┌────────
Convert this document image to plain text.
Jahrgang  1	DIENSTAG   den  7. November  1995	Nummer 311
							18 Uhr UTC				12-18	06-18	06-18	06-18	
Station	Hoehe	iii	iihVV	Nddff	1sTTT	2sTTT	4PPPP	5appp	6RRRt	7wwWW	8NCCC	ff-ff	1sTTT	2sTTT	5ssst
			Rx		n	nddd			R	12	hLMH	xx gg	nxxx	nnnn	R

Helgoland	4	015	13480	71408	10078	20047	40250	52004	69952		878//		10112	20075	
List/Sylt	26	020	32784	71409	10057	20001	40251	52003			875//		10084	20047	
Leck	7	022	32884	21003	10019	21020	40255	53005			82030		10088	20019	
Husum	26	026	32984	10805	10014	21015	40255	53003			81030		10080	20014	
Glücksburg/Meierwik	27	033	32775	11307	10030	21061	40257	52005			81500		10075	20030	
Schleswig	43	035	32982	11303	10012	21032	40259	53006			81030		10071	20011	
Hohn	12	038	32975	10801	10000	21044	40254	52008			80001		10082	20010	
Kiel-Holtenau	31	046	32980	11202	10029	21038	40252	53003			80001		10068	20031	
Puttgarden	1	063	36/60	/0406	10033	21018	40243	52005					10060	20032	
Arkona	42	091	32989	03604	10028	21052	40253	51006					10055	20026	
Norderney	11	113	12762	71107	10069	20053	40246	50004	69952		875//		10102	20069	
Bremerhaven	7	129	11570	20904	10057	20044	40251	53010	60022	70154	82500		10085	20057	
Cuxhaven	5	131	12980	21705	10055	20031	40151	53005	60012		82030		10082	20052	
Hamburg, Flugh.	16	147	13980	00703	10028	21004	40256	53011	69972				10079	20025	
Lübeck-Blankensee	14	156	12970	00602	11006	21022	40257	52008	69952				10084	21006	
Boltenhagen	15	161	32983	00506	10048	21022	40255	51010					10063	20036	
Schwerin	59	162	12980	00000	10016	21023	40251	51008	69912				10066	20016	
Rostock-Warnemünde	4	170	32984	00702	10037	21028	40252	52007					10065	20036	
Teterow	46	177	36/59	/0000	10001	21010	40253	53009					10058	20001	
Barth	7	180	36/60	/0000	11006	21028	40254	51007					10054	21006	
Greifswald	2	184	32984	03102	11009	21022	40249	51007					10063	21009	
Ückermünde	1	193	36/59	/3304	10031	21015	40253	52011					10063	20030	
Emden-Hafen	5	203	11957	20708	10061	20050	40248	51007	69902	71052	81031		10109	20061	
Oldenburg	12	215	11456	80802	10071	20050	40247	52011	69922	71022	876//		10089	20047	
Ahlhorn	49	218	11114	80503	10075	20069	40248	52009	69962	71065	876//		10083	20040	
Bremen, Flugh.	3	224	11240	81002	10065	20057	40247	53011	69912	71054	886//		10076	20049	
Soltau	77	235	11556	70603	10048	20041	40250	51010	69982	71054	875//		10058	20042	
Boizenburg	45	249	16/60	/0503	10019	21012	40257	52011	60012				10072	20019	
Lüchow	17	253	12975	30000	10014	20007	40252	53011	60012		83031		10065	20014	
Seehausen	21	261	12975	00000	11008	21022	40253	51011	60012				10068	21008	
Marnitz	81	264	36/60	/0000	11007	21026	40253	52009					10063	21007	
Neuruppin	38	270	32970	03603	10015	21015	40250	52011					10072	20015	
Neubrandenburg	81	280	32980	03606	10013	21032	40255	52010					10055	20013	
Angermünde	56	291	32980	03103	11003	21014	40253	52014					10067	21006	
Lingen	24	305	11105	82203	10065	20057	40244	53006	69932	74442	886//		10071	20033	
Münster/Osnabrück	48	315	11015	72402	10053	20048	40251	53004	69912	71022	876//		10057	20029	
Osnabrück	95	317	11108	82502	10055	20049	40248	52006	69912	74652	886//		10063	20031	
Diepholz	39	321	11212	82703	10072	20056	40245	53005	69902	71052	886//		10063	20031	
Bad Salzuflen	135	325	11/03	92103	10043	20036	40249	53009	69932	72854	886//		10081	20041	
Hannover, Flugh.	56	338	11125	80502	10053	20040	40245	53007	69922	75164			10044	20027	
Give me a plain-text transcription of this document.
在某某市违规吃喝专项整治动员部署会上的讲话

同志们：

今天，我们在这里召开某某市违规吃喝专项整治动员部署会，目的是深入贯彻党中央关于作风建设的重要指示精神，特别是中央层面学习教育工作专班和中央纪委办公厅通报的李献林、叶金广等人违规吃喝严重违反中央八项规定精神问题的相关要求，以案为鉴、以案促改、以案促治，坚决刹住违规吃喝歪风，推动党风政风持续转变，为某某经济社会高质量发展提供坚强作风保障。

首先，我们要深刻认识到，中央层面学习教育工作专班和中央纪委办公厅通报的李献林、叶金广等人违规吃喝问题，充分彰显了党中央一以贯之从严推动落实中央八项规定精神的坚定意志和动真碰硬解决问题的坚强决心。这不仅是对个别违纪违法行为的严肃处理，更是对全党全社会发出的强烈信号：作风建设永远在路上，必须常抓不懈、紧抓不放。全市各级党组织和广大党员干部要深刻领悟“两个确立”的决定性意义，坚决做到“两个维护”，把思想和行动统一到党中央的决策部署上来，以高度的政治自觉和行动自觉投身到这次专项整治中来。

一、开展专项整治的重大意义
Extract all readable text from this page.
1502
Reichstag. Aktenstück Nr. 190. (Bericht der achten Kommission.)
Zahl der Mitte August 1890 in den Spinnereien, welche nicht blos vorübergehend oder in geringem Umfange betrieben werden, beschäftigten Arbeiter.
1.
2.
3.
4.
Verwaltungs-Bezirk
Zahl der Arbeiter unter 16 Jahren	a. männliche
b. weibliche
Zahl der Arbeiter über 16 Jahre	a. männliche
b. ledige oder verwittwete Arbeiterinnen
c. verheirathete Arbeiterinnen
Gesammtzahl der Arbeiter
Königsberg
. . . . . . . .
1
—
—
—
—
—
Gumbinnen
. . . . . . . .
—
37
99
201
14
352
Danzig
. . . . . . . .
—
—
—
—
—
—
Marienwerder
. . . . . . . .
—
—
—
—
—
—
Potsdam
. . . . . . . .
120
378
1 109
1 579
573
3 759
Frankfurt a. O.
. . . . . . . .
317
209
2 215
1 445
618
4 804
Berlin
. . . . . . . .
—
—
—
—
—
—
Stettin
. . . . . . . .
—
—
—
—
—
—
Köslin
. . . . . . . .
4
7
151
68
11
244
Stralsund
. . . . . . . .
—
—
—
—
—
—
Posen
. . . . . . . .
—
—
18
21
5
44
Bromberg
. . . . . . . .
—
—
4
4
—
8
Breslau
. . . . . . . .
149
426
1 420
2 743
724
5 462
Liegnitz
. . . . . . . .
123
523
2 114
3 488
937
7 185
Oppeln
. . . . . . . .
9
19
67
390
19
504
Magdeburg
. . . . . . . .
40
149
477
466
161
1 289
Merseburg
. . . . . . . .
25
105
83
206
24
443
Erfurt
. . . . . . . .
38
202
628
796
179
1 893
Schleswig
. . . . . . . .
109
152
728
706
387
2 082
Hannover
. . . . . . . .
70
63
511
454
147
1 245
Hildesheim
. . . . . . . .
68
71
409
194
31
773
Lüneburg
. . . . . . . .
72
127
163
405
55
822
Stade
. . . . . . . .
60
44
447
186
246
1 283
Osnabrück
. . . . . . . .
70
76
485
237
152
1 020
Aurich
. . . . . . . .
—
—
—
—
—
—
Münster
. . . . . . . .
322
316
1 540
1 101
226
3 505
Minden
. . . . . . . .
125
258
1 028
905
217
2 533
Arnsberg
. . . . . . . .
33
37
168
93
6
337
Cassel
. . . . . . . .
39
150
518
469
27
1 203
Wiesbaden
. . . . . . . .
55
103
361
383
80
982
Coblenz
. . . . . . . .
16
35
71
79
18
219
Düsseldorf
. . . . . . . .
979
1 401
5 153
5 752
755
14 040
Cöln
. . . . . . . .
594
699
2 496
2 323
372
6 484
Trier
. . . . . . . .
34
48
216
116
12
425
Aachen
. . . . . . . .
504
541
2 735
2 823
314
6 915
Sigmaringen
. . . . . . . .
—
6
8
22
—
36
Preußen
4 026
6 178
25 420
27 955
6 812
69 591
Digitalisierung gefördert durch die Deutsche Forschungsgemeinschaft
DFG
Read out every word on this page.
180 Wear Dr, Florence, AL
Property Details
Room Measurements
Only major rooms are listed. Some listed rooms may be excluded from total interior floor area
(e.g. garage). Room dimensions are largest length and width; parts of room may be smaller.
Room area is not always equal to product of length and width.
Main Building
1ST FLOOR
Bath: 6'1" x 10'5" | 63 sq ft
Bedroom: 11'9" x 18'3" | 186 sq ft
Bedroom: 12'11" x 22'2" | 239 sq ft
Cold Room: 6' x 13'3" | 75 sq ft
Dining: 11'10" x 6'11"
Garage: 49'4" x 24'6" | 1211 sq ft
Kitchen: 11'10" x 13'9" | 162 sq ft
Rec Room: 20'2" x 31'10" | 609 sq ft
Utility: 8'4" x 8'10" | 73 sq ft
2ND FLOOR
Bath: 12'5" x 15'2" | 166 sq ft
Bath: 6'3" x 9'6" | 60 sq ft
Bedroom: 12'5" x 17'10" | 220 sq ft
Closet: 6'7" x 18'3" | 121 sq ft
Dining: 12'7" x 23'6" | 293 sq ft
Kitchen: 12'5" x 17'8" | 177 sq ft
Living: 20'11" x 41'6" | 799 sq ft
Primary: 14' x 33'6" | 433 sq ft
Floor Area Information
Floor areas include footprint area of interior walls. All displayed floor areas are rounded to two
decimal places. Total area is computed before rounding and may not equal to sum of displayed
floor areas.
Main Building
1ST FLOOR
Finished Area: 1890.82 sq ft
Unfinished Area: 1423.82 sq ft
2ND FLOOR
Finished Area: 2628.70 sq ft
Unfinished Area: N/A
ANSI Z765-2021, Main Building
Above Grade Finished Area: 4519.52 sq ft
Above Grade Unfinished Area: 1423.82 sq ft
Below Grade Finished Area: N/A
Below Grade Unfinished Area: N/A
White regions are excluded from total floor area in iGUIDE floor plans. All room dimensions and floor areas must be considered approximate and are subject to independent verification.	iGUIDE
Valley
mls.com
└────────
▶ [Task]:
Each line from the one with "Read out every word on this page." through the last line of the records must be written out word for word. Include nothing else.

▶ [Answer]:
Read out every word on this page.
180 Wear Dr, Florence, AL
Property Details
Room Measurements
Only major rooms are listed. Some listed rooms may be excluded from total interior floor area
(e.g. garage). Room dimensions are largest length and width; parts of room may be smaller.
Room area is not always equal to product of length and width.
Main Building
1ST FLOOR
Bath: 6'1" x 10'5" | 63 sq ft
Bedroom: 11'9" x 18'3" | 186 sq ft
Bedroom: 12'11" x 22'2" | 239 sq ft
Cold Room: 6' x 13'3" | 75 sq ft
Dining: 11'10" x 6'11"
Garage: 49'4" x 24'6" | 1211 sq ft
Kitchen: 11'10" x 13'9" | 162 sq ft
Rec Room: 20'2" x 31'10" | 609 sq ft
Utility: 8'4" x 8'10" | 73 sq ft
2ND FLOOR
Bath: 12'5" x 15'2" | 166 sq ft
Bath: 6'3" x 9'6" | 60 sq ft
Bedroom: 12'5" x 17'10" | 220 sq ft
Closet: 6'7" x 18'3" | 121 sq ft
Dining: 12'7" x 23'6" | 293 sq ft
Kitchen: 12'5" x 17'8" | 177 sq ft
Living: 20'11" x 41'6" | 799 sq ft
Primary: 14' x 33'6" | 433 sq ft
Floor Area Information
Floor areas include footprint area of interior walls. All displayed floor areas are rounded to two
decimal places. Total area is computed before rounding and may not equal to sum of displayed
floor areas.
Main Building
1ST FLOOR
Finished Area: 1890.82 sq ft
Unfinished Area: 1423.82 sq ft
2ND FLOOR
Finished Area: 2628.70 sq ft
Unfinished Area: N/A
ANSI Z765-2021, Main Building
Above Grade Finished Area: 4519.52 sq ft
Above Grade Unfinished Area: 1423.82 sq ft
Below Grade Finished Area: N/A
Below Grade Unfinished Area: N/A
White regions are excluded from total floor area in iGUIDE floor plans. All room dimensions and floor areas must be considered approximate and are subject to independent verification.	iGUIDE
Valley
mls.com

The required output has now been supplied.